> _TASK INSTRUCTIONS_
Exclude any images and output the remaining records exactly.
# # # #
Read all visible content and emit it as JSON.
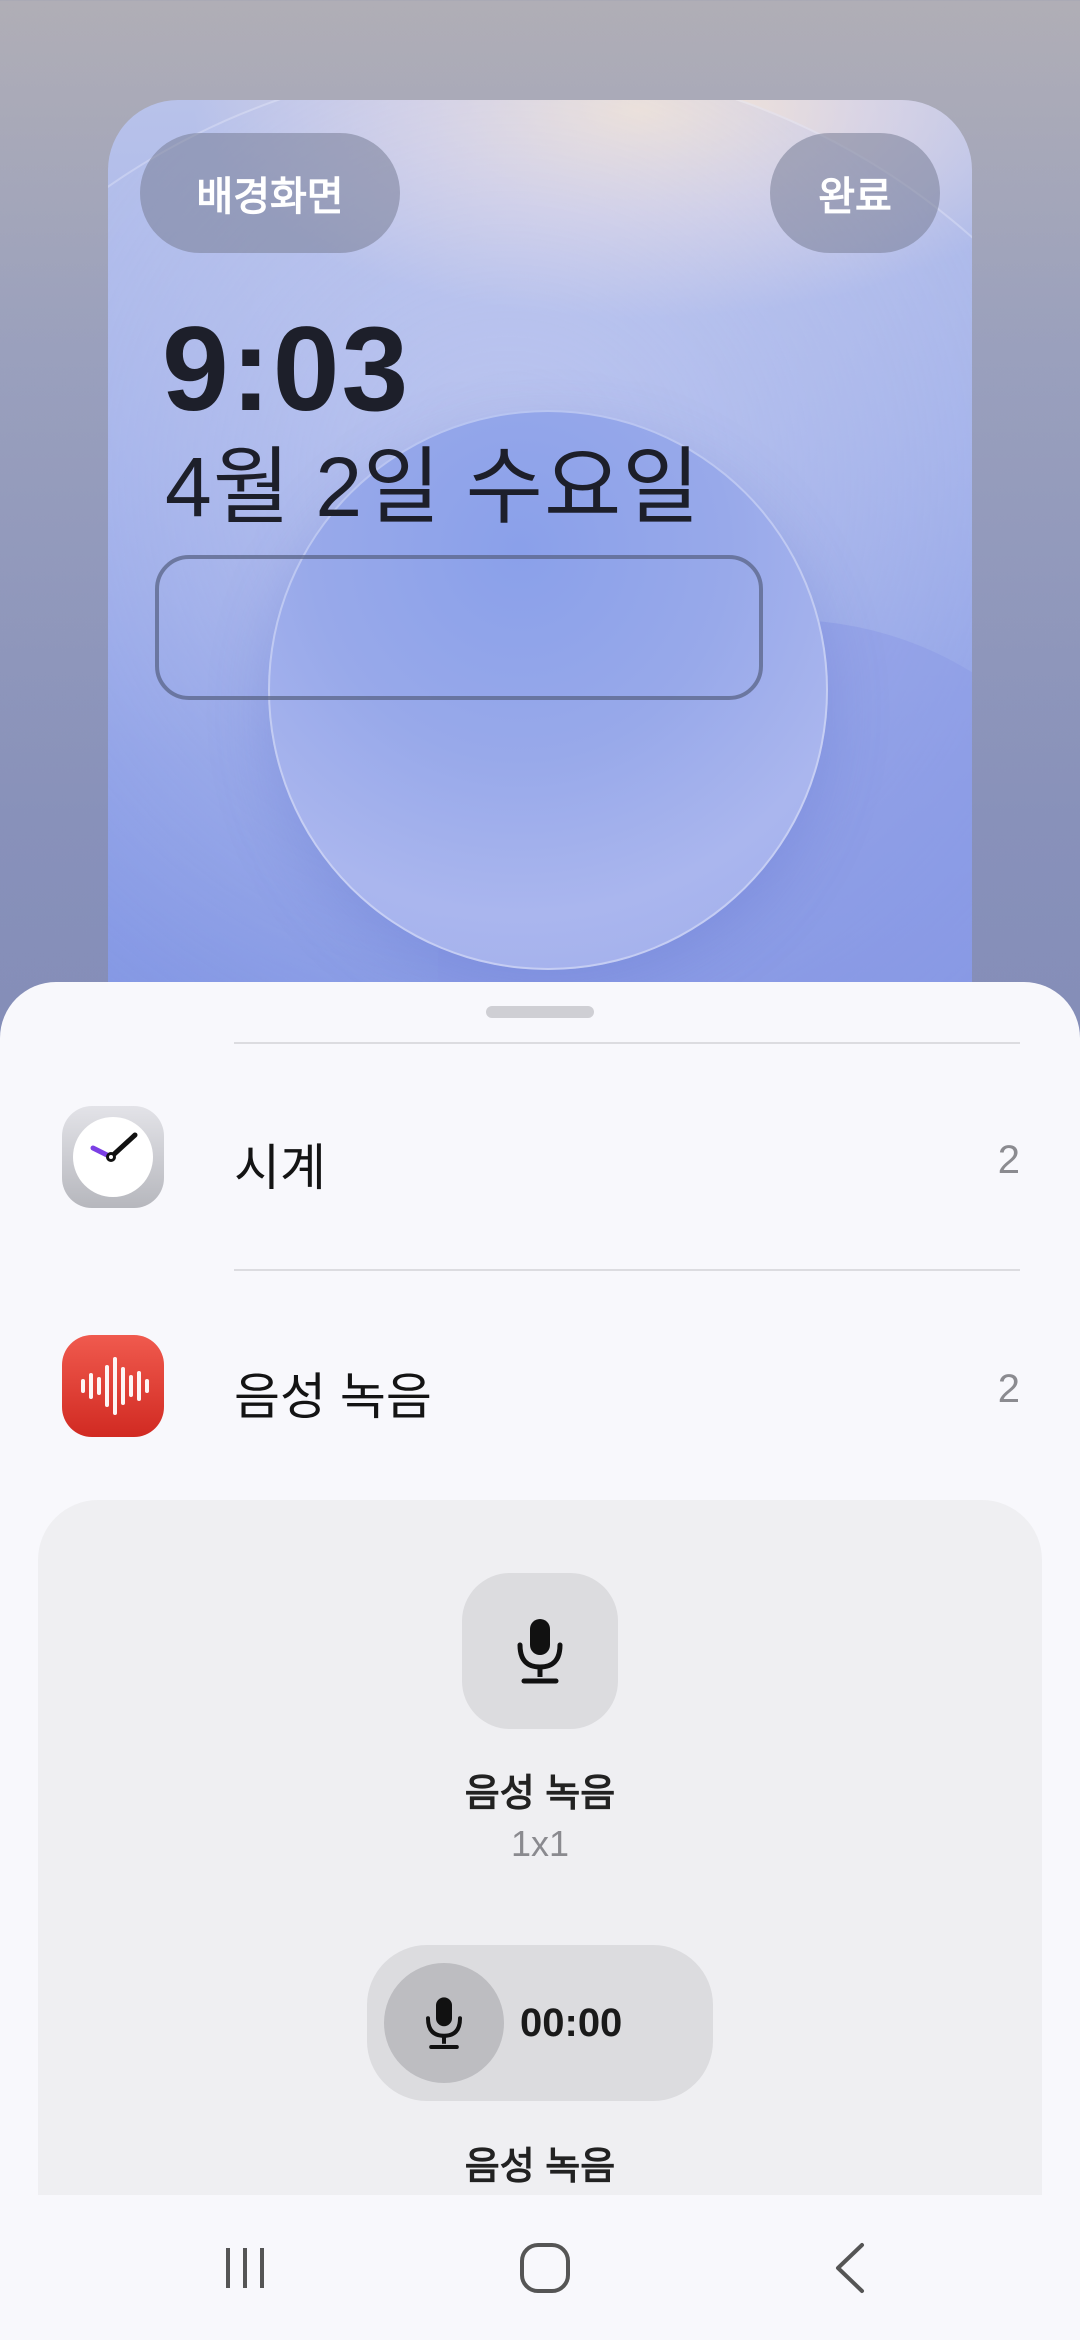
{
  "lockscreen": {
    "wallpaper_button": "배경화면",
    "done_button": "완료",
    "time": "9:03",
    "date": "4월 2일 수요일"
  },
  "apps": [
    {
      "name": "시계",
      "count": "2",
      "icon": "clock-icon"
    },
    {
      "name": "음성 녹음",
      "count": "2",
      "icon": "voice-recorder-icon"
    }
  ],
  "widgets": [
    {
      "title": "음성 녹음",
      "size": "1x1",
      "icon": "mic-icon"
    },
    {
      "title": "음성 녹음",
      "timer": "00:00",
      "icon": "mic-icon"
    }
  ],
  "navbar": {
    "recent_icon": "recent-apps-icon",
    "home_icon": "home-icon",
    "back_icon": "back-icon"
  },
  "colors": {
    "voice_red": "#e0372e",
    "clock_hand_purple": "#7b3fe4"
  }
}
# # # #
> _OUTPUT_
Read all visible content and emit it as JSON.
{
  "lockscreen": {
    "wallpaper_button": "배경화면",
    "done_button": "완료",
    "time": "9:03",
    "date": "4월 2일 수요일"
  },
  "apps": [
    {
      "name": "시계",
      "count": "2",
      "icon": "clock-icon"
    },
    {
      "name": "음성 녹음",
      "count": "2",
      "icon": "voice-recorder-icon"
    }
  ],
  "widgets": [
    {
      "title": "음성 녹음",
      "size": "1x1",
      "icon": "mic-icon"
    },
    {
      "title": "음성 녹음",
      "timer": "00:00",
      "icon": "mic-icon"
    }
  ],
  "navbar": {
    "recent_icon": "recent-apps-icon",
    "home_icon": "home-icon",
    "back_icon": "back-icon"
  },
  "colors": {
    "voice_red": "#e0372e",
    "clock_hand_purple": "#7b3fe4"
  }
}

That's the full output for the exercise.